- [Supplied data]

*** Block opens ***

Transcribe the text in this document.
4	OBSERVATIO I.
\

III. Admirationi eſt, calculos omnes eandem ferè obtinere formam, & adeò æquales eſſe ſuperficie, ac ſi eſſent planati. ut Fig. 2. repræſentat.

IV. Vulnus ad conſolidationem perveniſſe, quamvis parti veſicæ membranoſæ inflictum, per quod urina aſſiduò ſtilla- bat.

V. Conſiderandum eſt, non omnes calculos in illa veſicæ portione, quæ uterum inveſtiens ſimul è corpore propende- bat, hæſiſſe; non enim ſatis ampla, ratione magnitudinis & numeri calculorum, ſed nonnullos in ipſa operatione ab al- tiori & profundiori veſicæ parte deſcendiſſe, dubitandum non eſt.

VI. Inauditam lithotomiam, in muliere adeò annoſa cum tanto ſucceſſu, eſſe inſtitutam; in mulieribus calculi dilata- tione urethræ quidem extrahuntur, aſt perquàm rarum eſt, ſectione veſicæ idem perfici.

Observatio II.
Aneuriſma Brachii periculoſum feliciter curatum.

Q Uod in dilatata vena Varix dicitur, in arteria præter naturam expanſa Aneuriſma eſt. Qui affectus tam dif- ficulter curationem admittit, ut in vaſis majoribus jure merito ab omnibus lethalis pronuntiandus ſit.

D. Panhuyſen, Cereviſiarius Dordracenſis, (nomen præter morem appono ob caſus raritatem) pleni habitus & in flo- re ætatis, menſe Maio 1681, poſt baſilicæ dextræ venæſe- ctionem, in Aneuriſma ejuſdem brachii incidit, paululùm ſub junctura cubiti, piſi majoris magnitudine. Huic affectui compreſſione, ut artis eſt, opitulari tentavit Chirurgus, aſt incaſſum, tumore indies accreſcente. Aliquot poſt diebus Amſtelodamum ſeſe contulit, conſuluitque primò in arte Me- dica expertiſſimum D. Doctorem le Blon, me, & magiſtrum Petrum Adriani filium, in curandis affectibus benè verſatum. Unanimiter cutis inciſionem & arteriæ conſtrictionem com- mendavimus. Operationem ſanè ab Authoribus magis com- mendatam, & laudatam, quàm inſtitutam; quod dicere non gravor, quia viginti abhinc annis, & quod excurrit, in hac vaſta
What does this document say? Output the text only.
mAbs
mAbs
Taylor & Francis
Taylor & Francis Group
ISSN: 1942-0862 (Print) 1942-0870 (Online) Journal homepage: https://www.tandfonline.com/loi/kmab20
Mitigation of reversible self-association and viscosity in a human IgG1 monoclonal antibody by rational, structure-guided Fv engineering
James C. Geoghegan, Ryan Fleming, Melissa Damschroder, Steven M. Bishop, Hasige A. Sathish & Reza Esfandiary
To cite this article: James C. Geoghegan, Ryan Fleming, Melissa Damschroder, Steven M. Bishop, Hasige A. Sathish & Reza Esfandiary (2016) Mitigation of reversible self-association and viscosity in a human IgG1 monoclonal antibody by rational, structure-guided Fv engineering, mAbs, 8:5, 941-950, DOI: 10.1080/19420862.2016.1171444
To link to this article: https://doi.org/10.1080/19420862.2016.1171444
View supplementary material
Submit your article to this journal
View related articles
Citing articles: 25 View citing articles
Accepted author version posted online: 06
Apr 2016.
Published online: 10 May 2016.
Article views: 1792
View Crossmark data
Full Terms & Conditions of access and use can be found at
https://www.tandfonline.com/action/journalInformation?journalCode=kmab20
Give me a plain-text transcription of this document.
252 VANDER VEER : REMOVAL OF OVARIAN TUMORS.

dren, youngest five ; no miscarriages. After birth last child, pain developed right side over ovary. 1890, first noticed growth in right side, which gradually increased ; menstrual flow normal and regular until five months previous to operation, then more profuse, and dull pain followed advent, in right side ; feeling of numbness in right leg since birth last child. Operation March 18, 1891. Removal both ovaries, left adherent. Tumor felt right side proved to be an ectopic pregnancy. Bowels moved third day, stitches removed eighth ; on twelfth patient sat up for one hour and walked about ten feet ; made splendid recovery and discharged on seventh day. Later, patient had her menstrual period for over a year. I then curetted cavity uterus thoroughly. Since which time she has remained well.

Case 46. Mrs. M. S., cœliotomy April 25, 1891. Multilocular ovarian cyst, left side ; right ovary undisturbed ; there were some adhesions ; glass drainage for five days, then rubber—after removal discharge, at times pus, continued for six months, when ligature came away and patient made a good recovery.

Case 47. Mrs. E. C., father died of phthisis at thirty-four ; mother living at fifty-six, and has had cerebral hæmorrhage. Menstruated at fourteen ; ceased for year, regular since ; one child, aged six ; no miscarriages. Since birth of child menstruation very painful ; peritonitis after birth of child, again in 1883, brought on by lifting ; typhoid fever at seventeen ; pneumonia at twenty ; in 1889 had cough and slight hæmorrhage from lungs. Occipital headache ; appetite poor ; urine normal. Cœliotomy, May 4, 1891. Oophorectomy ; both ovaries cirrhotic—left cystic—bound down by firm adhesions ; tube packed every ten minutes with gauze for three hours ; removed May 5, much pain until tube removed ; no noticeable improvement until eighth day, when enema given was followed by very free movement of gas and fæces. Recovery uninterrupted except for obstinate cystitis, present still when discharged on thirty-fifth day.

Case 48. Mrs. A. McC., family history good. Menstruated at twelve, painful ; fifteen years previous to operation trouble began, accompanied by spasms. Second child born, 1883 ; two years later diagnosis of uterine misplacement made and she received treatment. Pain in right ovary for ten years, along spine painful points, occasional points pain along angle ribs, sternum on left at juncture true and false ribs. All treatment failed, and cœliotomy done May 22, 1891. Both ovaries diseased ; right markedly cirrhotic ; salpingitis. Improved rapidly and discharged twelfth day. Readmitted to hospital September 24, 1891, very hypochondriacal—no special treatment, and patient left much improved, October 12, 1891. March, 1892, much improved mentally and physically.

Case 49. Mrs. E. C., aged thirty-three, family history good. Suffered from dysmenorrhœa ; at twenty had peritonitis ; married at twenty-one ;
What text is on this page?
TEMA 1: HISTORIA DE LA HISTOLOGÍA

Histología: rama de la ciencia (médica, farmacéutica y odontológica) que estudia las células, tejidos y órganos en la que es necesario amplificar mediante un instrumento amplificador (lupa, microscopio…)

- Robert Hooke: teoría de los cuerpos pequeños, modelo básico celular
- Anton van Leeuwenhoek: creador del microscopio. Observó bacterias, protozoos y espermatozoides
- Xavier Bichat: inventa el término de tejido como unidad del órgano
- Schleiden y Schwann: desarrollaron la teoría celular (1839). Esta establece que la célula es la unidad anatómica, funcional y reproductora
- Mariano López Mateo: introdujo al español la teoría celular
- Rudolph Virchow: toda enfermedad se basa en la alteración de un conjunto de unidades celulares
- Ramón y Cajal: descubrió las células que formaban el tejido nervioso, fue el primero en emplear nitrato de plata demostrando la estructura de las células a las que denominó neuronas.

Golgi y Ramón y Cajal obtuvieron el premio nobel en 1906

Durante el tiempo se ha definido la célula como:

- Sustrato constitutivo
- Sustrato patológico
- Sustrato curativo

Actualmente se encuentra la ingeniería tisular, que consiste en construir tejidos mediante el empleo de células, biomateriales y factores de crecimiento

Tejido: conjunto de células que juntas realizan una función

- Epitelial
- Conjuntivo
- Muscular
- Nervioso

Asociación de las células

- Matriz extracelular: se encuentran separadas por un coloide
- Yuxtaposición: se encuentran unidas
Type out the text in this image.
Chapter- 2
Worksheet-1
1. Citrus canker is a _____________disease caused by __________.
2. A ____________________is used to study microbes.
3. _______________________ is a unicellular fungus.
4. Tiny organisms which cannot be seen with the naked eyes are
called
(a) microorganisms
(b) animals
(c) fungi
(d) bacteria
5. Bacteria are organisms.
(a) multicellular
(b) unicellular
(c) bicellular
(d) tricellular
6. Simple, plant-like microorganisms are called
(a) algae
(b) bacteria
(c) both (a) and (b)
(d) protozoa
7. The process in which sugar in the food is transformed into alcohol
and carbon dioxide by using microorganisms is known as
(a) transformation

*** Block closes ***

- [What is needed]
Scan the records for the string "præter" and show every line that contains it.

- [Answer to the problem]
Q Uod in dilatata vena Varix dicitur, in arteria præter naturam expanſa Aneuriſma eſt. Qui affectus tam dif- ficulter curationem admittit, ut in vaſis majoribus jure merito ab omnibus lethalis pronuntiandus ſit.
D. Panhuyſen, Cereviſiarius Dordracenſis, (nomen præter morem appono ob caſus raritatem) pleni habitus & in flo- re ætatis, menſe Maio 1681, poſt baſilicæ dextræ venæſe- ctionem, in Aneuriſma ejuſdem brachii incidit, paululùm ſub junctura cubiti, piſi majoris magnitudine. Huic affectui compreſſione, ut artis eſt, opitulari tentavit Chirurgus, aſt incaſſum, tumore indies accreſcente. Aliquot poſt diebus Amſtelodamum ſeſe contulit, conſuluitque primò in arte Me- dica expertiſſimum D. Doctorem le Blon, me, & magiſtrum Petrum Adriani filium, in curandis affectibus benè verſatum. Unanimiter cutis inciſionem & arteriæ conſtrictionem com- mendavimus. Operationem ſanè ab Authoribus magis com- mendatam, & laudatam, quàm inſtitutam; quod dicere non gravor, quia viginti abhinc annis, & quod excurrit, in hac vaſta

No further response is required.